>> BEGIN

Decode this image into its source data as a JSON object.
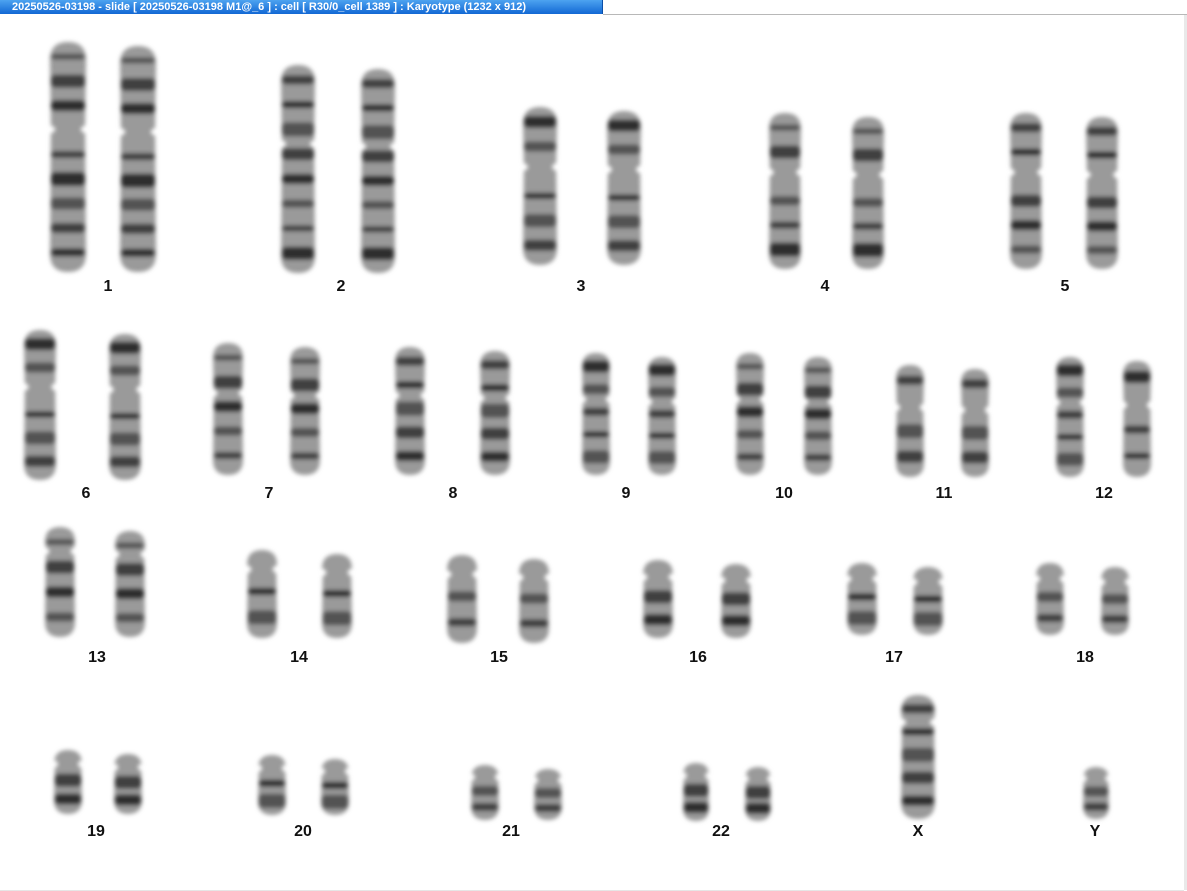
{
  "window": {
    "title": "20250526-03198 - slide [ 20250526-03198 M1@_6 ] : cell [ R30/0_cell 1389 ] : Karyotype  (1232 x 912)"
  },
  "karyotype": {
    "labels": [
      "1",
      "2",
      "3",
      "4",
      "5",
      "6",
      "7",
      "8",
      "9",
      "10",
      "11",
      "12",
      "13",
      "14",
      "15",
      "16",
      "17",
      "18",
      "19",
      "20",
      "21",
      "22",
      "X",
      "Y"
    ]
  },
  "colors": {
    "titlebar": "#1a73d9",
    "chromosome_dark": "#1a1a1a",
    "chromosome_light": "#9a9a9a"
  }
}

>> END

- **Problem statement**: Restate each of the entries above word for word and skip every image.

- **Solution to the exercise**:
Decode this image into its source data as a JSON object.
{
  "window": {
    "title": "20250526-03198 - slide [ 20250526-03198 M1@_6 ] : cell [ R30/0_cell 1389 ] : Karyotype  (1232 x 912)"
  },
  "karyotype": {
    "labels": [
      "1",
      "2",
      "3",
      "4",
      "5",
      "6",
      "7",
      "8",
      "9",
      "10",
      "11",
      "12",
      "13",
      "14",
      "15",
      "16",
      "17",
      "18",
      "19",
      "20",
      "21",
      "22",
      "X",
      "Y"
    ]
  },
  "colors": {
    "titlebar": "#1a73d9",
    "chromosome_dark": "#1a1a1a",
    "chromosome_light": "#9a9a9a"
  }
}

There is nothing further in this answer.